— Records —
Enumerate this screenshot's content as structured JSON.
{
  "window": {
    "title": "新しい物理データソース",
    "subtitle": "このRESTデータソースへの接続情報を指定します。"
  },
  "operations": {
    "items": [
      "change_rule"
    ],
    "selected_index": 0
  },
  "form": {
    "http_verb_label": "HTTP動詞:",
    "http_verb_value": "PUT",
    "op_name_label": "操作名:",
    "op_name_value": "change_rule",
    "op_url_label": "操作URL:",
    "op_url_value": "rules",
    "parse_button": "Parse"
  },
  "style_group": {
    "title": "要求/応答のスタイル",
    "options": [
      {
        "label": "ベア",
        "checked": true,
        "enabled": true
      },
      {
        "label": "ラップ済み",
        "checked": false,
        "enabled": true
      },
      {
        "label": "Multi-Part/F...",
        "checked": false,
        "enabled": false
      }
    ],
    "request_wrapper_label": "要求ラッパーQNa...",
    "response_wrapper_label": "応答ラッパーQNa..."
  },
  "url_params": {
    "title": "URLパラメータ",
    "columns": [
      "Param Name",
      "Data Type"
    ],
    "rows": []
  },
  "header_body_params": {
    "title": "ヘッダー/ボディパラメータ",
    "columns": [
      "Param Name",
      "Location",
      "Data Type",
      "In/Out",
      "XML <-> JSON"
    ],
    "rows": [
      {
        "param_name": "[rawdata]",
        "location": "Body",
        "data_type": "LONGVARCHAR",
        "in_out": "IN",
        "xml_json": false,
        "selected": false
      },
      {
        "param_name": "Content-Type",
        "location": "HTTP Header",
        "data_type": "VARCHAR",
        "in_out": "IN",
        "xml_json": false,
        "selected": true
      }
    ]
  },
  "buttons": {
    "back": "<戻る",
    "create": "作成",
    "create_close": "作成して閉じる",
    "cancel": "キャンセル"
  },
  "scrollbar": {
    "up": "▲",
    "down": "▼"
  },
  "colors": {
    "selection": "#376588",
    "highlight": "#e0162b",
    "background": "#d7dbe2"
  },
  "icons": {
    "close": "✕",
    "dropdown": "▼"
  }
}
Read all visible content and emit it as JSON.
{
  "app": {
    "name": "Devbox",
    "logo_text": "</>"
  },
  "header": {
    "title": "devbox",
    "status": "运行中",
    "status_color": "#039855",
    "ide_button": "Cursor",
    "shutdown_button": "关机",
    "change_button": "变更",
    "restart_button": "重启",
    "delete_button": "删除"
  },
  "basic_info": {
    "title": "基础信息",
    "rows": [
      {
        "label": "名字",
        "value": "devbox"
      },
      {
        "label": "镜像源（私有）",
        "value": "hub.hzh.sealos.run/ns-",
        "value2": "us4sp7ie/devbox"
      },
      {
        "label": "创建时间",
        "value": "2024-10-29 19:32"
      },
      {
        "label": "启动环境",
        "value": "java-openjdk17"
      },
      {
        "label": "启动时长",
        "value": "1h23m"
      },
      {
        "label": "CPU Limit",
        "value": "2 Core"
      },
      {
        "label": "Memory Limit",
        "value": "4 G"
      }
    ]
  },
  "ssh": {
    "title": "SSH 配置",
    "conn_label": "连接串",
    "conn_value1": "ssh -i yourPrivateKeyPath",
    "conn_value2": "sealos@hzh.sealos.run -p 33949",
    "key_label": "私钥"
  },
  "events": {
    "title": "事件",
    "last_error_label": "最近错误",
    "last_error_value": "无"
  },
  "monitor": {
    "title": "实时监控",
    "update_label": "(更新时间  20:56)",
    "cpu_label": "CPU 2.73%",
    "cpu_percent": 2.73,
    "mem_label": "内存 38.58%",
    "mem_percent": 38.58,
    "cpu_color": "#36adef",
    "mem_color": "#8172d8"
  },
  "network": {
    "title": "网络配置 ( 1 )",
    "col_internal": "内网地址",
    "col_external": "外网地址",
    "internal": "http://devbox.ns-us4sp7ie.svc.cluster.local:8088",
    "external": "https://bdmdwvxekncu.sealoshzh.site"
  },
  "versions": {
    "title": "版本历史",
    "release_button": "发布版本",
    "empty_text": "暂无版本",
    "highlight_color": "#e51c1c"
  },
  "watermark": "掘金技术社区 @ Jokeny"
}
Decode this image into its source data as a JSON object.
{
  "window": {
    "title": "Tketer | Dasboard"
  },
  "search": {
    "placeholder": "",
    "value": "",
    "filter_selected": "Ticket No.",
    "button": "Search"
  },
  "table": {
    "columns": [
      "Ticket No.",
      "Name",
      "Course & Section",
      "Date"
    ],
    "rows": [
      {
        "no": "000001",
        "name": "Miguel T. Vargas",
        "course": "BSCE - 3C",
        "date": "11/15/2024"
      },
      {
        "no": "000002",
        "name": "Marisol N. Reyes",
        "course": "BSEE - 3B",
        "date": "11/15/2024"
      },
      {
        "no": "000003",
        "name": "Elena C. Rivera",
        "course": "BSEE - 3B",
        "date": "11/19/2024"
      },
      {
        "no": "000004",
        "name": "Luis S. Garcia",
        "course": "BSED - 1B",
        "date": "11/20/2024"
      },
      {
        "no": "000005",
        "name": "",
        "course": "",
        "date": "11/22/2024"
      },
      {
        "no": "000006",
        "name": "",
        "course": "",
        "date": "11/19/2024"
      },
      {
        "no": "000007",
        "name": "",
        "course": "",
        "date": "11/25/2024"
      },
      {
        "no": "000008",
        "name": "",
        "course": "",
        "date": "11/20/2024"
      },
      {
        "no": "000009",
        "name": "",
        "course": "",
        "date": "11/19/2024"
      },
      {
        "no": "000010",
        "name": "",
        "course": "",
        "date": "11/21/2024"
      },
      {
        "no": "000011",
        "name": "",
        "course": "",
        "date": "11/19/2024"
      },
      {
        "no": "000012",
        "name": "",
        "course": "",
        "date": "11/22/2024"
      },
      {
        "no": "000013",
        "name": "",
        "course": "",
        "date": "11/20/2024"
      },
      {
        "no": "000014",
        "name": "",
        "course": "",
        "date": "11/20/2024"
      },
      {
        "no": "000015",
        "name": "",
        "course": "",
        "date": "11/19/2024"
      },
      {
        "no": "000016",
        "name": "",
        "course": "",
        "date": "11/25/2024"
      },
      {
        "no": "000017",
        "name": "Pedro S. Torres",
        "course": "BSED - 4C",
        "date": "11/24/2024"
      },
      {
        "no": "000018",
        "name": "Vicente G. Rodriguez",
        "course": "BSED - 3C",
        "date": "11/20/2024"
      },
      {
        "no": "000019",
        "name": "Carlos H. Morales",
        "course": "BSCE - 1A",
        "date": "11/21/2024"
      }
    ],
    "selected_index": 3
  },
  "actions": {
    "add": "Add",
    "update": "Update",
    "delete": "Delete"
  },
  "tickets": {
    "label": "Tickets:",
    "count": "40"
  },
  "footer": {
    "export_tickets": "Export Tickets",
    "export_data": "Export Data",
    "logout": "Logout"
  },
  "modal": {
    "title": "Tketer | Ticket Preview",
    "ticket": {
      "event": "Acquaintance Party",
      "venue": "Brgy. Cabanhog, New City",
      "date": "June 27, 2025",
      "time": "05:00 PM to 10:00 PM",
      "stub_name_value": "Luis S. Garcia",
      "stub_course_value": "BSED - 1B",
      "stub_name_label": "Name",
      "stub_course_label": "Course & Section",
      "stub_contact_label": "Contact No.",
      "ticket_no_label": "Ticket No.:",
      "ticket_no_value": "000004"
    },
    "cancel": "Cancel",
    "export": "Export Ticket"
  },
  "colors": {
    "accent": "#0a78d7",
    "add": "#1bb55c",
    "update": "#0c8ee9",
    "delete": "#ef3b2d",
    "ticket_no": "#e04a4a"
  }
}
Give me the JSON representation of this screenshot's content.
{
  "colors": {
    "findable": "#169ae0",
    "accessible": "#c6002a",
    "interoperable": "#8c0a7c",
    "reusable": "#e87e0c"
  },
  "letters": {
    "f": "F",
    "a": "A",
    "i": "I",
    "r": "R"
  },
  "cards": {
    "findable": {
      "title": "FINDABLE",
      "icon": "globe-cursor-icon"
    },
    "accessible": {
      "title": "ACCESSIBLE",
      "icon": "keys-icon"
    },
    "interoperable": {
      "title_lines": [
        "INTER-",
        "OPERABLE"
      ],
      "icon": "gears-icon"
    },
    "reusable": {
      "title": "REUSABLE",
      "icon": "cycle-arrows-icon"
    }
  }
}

— What you are asked to do —
Filter the entries above down to the lines containing the word "Tketer".

— Worked answer —
    "title": "Tketer | Dasboard"
    "title": "Tketer | Ticket Preview",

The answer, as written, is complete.